→ Objective: Please copy the lines that run from the start of the recorded data through the line containing "chip-hotels[interactable]: Hotele [608, 19, 690, 51]", changing "chip-label" to "chip-text" and leaving everything else unchanged.

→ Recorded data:

==================================================

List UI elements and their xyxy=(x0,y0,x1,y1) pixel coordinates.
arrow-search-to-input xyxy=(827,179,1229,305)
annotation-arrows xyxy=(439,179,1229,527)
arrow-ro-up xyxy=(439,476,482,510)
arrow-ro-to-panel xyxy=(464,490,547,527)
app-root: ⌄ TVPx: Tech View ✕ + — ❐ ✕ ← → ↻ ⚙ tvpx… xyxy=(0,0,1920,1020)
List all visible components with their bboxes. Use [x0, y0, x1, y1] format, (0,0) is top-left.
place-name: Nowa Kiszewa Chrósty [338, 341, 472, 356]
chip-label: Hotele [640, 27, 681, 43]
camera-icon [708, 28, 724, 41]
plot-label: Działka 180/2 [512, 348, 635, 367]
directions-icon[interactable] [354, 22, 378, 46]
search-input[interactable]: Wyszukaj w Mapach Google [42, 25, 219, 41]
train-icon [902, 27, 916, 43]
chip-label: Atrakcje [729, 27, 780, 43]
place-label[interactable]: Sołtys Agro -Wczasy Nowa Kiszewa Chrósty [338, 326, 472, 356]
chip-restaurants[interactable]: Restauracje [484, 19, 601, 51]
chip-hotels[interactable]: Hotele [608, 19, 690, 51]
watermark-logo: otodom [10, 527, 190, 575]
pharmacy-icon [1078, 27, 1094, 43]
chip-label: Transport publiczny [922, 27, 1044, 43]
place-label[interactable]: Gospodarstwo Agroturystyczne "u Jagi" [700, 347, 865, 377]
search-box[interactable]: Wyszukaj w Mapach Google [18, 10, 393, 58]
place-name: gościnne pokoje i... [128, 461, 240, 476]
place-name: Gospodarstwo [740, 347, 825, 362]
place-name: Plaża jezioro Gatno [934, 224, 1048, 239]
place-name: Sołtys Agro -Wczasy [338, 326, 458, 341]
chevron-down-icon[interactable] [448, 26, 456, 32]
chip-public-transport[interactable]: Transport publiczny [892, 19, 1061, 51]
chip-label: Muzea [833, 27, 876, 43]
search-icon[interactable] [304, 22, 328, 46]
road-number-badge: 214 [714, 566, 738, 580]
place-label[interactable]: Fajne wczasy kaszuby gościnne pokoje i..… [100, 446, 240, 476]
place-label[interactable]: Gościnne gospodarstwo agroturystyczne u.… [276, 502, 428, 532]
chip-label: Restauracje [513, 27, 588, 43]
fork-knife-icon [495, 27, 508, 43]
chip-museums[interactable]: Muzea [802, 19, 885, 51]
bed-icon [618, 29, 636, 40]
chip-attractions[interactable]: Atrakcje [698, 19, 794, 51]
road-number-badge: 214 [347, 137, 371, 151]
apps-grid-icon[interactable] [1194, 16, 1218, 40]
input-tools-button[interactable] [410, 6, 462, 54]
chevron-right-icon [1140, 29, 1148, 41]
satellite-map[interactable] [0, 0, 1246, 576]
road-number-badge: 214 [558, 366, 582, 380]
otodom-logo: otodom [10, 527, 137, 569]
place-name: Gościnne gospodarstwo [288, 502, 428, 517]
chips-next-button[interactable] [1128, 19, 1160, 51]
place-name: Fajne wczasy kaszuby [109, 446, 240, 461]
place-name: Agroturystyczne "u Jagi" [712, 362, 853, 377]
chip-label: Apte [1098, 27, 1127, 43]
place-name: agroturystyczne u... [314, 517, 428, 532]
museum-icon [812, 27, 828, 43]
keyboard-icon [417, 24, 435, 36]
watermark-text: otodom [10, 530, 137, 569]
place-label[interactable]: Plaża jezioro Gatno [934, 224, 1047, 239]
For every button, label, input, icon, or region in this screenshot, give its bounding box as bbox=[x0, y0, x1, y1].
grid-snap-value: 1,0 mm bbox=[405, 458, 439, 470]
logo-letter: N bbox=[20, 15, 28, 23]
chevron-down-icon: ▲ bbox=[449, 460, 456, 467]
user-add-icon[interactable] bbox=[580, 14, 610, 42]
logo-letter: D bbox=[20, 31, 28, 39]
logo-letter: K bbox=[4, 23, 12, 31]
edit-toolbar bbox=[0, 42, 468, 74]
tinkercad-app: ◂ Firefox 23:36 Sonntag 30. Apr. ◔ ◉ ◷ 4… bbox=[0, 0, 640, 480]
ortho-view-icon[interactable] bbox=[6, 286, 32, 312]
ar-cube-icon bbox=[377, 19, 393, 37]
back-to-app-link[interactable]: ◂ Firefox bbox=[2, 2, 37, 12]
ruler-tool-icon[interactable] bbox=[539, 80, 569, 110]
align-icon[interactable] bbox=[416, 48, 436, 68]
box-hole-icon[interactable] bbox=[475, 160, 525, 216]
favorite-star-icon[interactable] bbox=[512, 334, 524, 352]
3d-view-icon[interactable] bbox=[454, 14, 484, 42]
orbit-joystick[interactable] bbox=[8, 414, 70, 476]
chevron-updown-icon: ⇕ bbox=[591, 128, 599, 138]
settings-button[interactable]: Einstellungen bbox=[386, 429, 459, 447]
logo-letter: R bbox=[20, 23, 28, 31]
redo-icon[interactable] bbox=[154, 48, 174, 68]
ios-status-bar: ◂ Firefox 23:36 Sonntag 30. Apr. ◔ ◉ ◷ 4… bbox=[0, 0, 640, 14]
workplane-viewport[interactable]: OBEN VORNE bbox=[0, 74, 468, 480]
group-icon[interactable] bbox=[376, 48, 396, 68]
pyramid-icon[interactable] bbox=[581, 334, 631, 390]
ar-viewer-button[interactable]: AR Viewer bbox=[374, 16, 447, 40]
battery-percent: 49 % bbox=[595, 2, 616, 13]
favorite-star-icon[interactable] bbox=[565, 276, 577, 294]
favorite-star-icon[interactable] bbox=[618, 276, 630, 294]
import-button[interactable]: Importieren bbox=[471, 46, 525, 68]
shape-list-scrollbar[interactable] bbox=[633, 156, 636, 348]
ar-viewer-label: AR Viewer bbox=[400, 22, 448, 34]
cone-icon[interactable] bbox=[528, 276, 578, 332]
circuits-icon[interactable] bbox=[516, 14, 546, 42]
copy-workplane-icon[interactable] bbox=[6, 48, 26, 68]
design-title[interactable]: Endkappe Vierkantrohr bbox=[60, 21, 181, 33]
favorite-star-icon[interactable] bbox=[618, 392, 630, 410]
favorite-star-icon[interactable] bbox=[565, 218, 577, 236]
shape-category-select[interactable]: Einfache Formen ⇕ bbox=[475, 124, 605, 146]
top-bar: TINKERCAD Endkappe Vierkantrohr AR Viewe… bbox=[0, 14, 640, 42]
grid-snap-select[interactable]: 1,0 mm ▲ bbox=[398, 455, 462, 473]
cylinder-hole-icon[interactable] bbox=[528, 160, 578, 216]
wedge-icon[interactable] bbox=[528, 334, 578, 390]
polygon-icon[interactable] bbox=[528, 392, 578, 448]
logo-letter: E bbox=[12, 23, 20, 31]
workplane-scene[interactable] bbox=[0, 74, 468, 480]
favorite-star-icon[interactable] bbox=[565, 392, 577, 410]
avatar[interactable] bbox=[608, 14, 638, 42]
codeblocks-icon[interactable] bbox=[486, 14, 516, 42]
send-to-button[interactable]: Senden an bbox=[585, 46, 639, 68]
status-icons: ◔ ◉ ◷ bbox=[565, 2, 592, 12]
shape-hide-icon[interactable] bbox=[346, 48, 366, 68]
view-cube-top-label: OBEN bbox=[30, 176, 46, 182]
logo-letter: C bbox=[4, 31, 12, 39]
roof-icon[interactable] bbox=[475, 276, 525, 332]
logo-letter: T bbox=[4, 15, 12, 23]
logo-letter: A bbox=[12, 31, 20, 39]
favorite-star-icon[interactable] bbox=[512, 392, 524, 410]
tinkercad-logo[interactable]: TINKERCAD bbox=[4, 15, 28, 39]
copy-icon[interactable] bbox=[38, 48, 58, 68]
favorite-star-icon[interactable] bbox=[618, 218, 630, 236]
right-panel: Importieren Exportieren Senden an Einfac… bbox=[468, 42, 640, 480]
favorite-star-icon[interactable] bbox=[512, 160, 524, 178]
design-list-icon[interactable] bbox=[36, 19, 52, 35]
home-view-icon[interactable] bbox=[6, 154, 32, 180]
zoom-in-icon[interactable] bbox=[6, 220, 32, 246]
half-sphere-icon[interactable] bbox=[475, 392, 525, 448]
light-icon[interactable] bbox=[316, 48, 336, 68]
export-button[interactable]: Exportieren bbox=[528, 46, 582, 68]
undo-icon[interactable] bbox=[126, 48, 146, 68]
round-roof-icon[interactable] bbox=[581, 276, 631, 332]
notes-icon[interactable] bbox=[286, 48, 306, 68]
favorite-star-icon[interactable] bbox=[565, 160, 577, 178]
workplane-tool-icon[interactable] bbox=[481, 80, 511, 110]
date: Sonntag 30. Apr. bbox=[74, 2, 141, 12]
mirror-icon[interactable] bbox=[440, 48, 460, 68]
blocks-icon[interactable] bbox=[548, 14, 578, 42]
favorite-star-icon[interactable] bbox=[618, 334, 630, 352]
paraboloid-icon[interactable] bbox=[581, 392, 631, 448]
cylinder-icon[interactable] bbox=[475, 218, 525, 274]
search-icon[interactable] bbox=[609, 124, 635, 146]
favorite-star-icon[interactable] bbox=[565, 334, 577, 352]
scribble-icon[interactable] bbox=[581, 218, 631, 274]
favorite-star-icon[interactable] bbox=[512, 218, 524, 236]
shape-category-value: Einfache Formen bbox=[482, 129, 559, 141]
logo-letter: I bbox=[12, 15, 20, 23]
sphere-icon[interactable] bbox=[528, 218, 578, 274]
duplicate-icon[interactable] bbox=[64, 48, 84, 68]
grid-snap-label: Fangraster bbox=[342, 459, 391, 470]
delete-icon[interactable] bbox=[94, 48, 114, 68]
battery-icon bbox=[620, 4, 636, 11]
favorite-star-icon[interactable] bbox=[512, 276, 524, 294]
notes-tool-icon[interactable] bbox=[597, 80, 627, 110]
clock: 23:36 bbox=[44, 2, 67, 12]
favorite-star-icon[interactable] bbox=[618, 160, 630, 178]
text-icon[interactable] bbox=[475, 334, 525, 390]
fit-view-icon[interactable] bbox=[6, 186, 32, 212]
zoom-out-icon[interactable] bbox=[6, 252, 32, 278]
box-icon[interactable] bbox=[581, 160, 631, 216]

==================================================

→ Complete output:
List UI elements and their xyxy=(x0,y0,x1,y1) pixel coordinates.
arrow-search-to-input xyxy=(827,179,1229,305)
annotation-arrows xyxy=(439,179,1229,527)
arrow-ro-up xyxy=(439,476,482,510)
arrow-ro-to-panel xyxy=(464,490,547,527)
app-root: ⌄ TVPx: Tech View ✕ + — ❐ ✕ ← → ↻ ⚙ tvpx… xyxy=(0,0,1920,1020)
List all visible components with their bboxes. Use [x0, y0, x1, y1] format, (0,0) is top-left.
place-name: Nowa Kiszewa Chrósty [338, 341, 472, 356]
chip-text: Hotele [640, 27, 681, 43]
camera-icon [708, 28, 724, 41]
plot-label: Działka 180/2 [512, 348, 635, 367]
directions-icon[interactable] [354, 22, 378, 46]
search-input[interactable]: Wyszukaj w Mapach Google [42, 25, 219, 41]
train-icon [902, 27, 916, 43]
chip-text: Atrakcje [729, 27, 780, 43]
place-label[interactable]: Sołtys Agro -Wczasy Nowa Kiszewa Chrósty [338, 326, 472, 356]
chip-restaurants[interactable]: Restauracje [484, 19, 601, 51]
chip-hotels[interactable]: Hotele [608, 19, 690, 51]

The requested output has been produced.